• **THE PROBLEM**
Lines that hold the string "title" are to be counted; give only their number.
____ TASK INPUTS
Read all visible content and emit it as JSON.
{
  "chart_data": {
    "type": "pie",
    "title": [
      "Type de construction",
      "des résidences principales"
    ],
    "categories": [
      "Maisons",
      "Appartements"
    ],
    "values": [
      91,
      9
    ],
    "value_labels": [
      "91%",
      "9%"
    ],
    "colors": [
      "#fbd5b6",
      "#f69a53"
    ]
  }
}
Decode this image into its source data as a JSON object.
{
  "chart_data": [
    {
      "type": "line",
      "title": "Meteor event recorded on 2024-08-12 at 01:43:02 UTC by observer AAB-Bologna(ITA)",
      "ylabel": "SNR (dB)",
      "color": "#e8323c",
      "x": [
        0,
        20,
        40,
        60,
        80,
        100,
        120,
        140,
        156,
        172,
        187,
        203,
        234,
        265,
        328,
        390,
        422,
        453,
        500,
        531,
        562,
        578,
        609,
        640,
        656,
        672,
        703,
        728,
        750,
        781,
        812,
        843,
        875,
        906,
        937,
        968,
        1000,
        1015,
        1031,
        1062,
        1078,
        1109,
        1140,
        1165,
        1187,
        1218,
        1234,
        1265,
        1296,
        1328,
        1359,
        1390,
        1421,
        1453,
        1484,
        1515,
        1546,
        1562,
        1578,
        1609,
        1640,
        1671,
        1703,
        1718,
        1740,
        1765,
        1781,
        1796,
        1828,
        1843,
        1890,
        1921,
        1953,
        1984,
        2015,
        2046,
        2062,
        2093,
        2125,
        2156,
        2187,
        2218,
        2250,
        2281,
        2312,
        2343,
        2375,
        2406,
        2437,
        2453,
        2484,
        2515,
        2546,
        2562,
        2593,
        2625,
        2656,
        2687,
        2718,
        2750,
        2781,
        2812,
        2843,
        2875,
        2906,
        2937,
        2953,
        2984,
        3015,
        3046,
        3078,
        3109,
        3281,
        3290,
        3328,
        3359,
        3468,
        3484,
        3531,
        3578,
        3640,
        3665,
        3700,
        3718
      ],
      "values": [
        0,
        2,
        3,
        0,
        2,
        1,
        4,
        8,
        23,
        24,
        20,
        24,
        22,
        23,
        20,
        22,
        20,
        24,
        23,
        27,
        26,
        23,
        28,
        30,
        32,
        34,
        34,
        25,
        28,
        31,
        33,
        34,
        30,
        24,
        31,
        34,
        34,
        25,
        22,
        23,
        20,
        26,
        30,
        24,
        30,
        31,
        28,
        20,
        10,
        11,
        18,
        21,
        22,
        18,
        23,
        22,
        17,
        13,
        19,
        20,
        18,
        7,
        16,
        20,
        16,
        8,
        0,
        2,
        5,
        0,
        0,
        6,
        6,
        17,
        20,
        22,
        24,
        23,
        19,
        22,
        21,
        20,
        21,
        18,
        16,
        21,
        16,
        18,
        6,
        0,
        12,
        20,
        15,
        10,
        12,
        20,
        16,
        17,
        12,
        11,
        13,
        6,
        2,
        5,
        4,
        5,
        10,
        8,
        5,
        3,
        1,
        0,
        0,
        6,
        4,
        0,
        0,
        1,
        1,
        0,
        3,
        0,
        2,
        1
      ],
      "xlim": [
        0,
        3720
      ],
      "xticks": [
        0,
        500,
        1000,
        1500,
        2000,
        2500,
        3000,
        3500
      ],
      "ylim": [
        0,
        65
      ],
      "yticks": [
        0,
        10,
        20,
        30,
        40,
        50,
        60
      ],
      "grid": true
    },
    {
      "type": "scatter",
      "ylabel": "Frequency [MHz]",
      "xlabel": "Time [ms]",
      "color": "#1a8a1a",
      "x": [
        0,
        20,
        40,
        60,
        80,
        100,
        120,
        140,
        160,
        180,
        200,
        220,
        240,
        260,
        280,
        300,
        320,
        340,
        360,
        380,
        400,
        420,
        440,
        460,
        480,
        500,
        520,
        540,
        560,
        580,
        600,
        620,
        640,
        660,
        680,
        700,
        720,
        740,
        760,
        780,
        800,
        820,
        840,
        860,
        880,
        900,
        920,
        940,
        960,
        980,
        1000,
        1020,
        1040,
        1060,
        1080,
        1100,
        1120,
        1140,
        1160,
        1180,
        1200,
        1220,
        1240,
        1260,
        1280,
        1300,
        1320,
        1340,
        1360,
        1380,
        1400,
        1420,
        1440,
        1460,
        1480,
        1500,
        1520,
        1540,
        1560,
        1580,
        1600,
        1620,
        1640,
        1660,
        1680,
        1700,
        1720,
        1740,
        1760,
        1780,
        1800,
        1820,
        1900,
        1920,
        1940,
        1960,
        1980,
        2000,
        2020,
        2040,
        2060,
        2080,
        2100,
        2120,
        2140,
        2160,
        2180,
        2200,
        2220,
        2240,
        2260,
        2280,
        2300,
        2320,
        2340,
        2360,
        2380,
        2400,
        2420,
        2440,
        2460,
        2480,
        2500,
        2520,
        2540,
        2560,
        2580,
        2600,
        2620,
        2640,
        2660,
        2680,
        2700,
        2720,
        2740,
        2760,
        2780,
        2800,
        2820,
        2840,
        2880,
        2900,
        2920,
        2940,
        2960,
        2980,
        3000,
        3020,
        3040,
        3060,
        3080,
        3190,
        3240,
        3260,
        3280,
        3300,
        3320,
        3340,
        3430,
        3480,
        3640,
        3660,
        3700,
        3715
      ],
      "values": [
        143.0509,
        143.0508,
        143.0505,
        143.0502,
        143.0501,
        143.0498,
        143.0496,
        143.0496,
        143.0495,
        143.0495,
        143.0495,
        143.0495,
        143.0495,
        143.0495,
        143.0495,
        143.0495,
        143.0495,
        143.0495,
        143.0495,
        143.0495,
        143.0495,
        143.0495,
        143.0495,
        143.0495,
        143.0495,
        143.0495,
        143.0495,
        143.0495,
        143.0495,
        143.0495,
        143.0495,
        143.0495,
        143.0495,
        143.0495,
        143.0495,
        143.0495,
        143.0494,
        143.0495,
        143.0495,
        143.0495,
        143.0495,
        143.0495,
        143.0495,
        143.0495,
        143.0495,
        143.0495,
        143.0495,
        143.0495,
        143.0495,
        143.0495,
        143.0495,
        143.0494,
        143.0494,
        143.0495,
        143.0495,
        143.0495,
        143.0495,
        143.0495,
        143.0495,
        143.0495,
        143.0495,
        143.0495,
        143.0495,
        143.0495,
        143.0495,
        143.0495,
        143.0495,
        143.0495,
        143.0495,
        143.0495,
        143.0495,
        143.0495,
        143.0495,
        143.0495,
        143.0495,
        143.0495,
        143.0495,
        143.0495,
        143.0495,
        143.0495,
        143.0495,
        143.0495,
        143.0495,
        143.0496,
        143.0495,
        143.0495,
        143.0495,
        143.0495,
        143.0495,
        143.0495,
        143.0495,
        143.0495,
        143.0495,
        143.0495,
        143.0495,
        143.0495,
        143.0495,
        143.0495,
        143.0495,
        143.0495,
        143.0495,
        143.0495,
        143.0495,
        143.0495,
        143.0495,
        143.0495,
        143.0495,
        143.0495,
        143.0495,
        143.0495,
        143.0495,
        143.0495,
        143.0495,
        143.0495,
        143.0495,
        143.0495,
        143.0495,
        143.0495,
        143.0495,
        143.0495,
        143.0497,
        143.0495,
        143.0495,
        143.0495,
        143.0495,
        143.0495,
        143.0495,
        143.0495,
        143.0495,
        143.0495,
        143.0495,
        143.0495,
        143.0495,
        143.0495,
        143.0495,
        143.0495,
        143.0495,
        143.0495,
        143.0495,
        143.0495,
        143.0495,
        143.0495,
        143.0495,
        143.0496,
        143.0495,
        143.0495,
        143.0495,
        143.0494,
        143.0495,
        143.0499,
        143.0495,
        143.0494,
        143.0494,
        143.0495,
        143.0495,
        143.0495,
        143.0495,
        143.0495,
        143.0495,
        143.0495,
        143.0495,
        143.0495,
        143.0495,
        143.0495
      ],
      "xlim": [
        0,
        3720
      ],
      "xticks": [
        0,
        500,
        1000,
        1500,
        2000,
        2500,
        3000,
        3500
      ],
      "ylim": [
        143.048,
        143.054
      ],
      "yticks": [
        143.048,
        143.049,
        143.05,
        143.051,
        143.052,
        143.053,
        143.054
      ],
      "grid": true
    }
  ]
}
________
• **FULL ANSWER**
2